(Records from a collection)
------------------------------------------------------------------------

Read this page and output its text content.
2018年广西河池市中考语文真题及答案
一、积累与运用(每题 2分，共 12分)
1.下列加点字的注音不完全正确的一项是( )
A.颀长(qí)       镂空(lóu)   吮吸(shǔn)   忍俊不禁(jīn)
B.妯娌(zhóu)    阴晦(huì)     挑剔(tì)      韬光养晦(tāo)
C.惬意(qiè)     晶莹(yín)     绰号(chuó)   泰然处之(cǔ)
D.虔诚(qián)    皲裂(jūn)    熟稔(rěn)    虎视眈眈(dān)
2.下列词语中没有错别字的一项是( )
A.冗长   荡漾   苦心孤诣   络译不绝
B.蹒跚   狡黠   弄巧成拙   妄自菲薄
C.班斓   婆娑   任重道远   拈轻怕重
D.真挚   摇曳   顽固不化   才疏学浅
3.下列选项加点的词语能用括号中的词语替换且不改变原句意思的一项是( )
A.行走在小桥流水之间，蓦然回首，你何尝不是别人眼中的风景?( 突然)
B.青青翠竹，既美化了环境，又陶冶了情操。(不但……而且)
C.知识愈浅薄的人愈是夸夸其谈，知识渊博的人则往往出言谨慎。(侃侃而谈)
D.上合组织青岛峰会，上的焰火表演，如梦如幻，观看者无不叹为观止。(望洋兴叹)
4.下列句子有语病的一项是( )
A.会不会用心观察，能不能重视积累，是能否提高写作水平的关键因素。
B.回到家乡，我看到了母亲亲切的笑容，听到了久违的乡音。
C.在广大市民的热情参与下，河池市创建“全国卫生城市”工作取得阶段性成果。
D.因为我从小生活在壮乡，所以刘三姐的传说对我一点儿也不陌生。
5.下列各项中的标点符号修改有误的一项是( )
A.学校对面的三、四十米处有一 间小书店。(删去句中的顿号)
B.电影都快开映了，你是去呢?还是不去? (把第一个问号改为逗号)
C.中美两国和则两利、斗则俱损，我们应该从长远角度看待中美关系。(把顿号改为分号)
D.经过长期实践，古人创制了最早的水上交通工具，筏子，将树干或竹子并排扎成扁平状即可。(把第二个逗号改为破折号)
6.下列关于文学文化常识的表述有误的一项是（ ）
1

------------------------------------------------------------------------

What is being asked: Print the material once more, exactly.

Written solution:
Read this page and output its text content.
2018年广西河池市中考语文真题及答案
一、积累与运用(每题 2分，共 12分)
1.下列加点字的注音不完全正确的一项是( )
A.颀长(qí)       镂空(lóu)   吮吸(shǔn)   忍俊不禁(jīn)
B.妯娌(zhóu)    阴晦(huì)     挑剔(tì)      韬光养晦(tāo)
C.惬意(qiè)     晶莹(yín)     绰号(chuó)   泰然处之(cǔ)
D.虔诚(qián)    皲裂(jūn)    熟稔(rěn)    虎视眈眈(dān)
2.下列词语中没有错别字的一项是( )
A.冗长   荡漾   苦心孤诣   络译不绝
B.蹒跚   狡黠   弄巧成拙   妄自菲薄
C.班斓   婆娑   任重道远   拈轻怕重
D.真挚   摇曳   顽固不化   才疏学浅
3.下列选项加点的词语能用括号中的词语替换且不改变原句意思的一项是( )
A.行走在小桥流水之间，蓦然回首，你何尝不是别人眼中的风景?( 突然)
B.青青翠竹，既美化了环境，又陶冶了情操。(不但……而且)
C.知识愈浅薄的人愈是夸夸其谈，知识渊博的人则往往出言谨慎。(侃侃而谈)
D.上合组织青岛峰会，上的焰火表演，如梦如幻，观看者无不叹为观止。(望洋兴叹)
4.下列句子有语病的一项是( )
A.会不会用心观察，能不能重视积累，是能否提高写作水平的关键因素。
B.回到家乡，我看到了母亲亲切的笑容，听到了久违的乡音。
C.在广大市民的热情参与下，河池市创建“全国卫生城市”工作取得阶段性成果。
D.因为我从小生活在壮乡，所以刘三姐的传说对我一点儿也不陌生。
5.下列各项中的标点符号修改有误的一项是( )
A.学校对面的三、四十米处有一 间小书店。(删去句中的顿号)
B.电影都快开映了，你是去呢?还是不去? (把第一个问号改为逗号)
C.中美两国和则两利、斗则俱损，我们应该从长远角度看待中美关系。(把顿号改为分号)
D.经过长期实践，古人创制了最早的水上交通工具，筏子，将树干或竹子并排扎成扁平状即可。(把第二个逗号改为破折号)
6.下列关于文学文化常识的表述有误的一项是（ ）
1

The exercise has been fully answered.